*STATED PROBLEM*:
Would you repeat the listing exactly but omit every picture?

— start of RECORD EXCERPTS —

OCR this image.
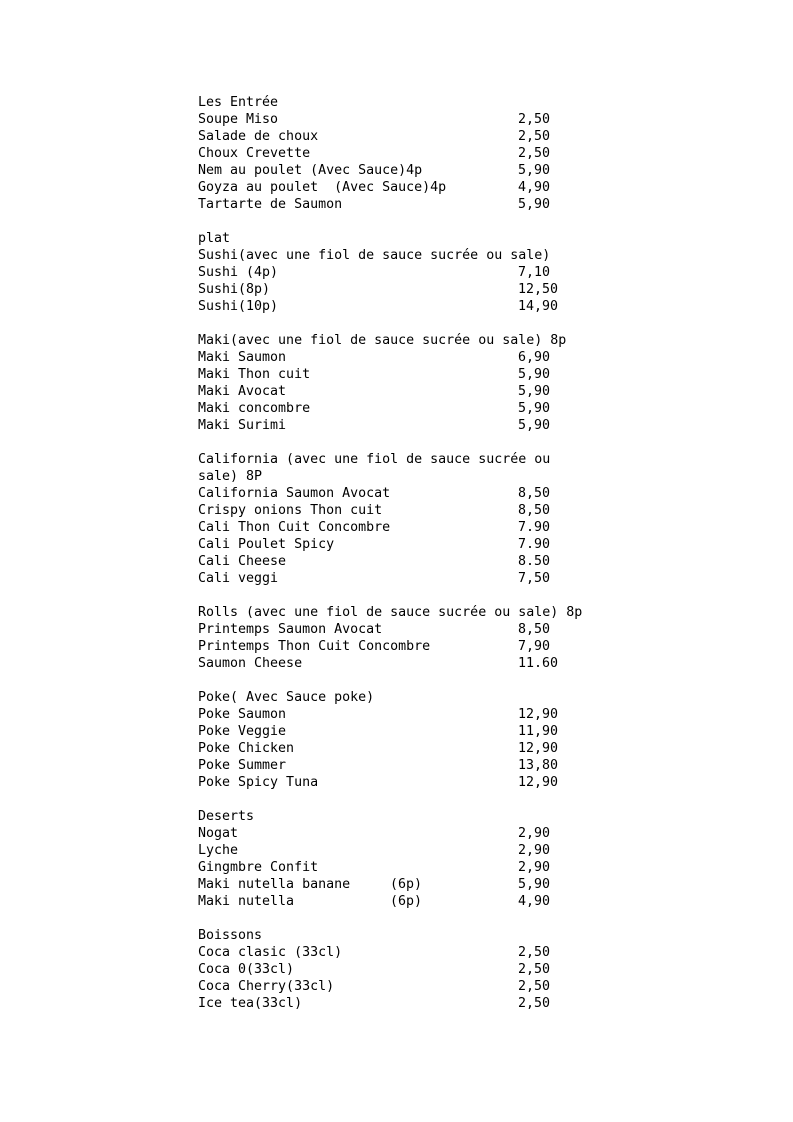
Les Entrée
Soupe Miso	2,50
Salade de choux	2,50
Choux Crevette	2,50
Nem au poulet (Avec Sauce)4p	5,90
Goyza au poulet  (Avec Sauce)4p	4,90
Tartarte de Saumon	5,90
plat
Sushi(avec une fiol de sauce sucrée ou sale)
Sushi (4p)	7,10
Sushi(8p)	12,50
Sushi(10p)	14,90
Maki(avec une fiol de sauce sucrée ou sale) 8p
Maki Saumon	6,90
Maki Thon cuit	5,90
Maki Avocat	5,90
Maki concombre	5,90
Maki Surimi	5,90
California (avec une fiol de sauce sucrée ou
sale) 8P
California Saumon Avocat	8,50
Crispy onions Thon cuit	8,50
Cali Thon Cuit Concombre	7.90
Cali Poulet Spicy	7.90
Cali Cheese	8.50
Cali veggi	7,50
Rolls (avec une fiol de sauce sucrée ou sale) 8p
Printemps Saumon Avocat	8,50
Printemps Thon Cuit Concombre	7,90
Saumon Cheese	11.60
Poke( Avec Sauce poke)
Poke Saumon	12,90
Poke Veggie	11,90
Poke Chicken	12,90
Poke Summer	13,80
Poke Spicy Tuna	12,90
Deserts
Nogat	2,90
Lyche	2,90
Gingmbre Confit	2,90
Maki nutella banane	(6p)	5,90
Maki nutella	(6p)	4,90
Boissons
Coca clasic (33cl)	2,50
Coca 0(33cl)	2,50
Coca Cherry(33cl)	2,50
Ice tea(33cl)	2,50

— end of RECORD EXCERPTS —

*OUTPUT OF THE TASK*:
OCR this image.
Les Entrée
Soupe Miso	2,50
Salade de choux	2,50
Choux Crevette	2,50
Nem au poulet (Avec Sauce)4p	5,90
Goyza au poulet  (Avec Sauce)4p	4,90
Tartarte de Saumon	5,90
plat
Sushi(avec une fiol de sauce sucrée ou sale)
Sushi (4p)	7,10
Sushi(8p)	12,50
Sushi(10p)	14,90
Maki(avec une fiol de sauce sucrée ou sale) 8p
Maki Saumon	6,90
Maki Thon cuit	5,90
Maki Avocat	5,90
Maki concombre	5,90
Maki Surimi	5,90
California (avec une fiol de sauce sucrée ou
sale) 8P
California Saumon Avocat	8,50
Crispy onions Thon cuit	8,50
Cali Thon Cuit Concombre	7.90
Cali Poulet Spicy	7.90
Cali Cheese	8.50
Cali veggi	7,50
Rolls (avec une fiol de sauce sucrée ou sale) 8p
Printemps Saumon Avocat	8,50
Printemps Thon Cuit Concombre	7,90
Saumon Cheese	11.60
Poke( Avec Sauce poke)
Poke Saumon	12,90
Poke Veggie	11,90
Poke Chicken	12,90
Poke Summer	13,80
Poke Spicy Tuna	12,90
Deserts
Nogat	2,90
Lyche	2,90
Gingmbre Confit	2,90
Maki nutella banane	(6p)	5,90
Maki nutella	(6p)	4,90
Boissons
Coca clasic (33cl)	2,50
Coca 0(33cl)	2,50
Coca Cherry(33cl)	2,50
Ice tea(33cl)	2,50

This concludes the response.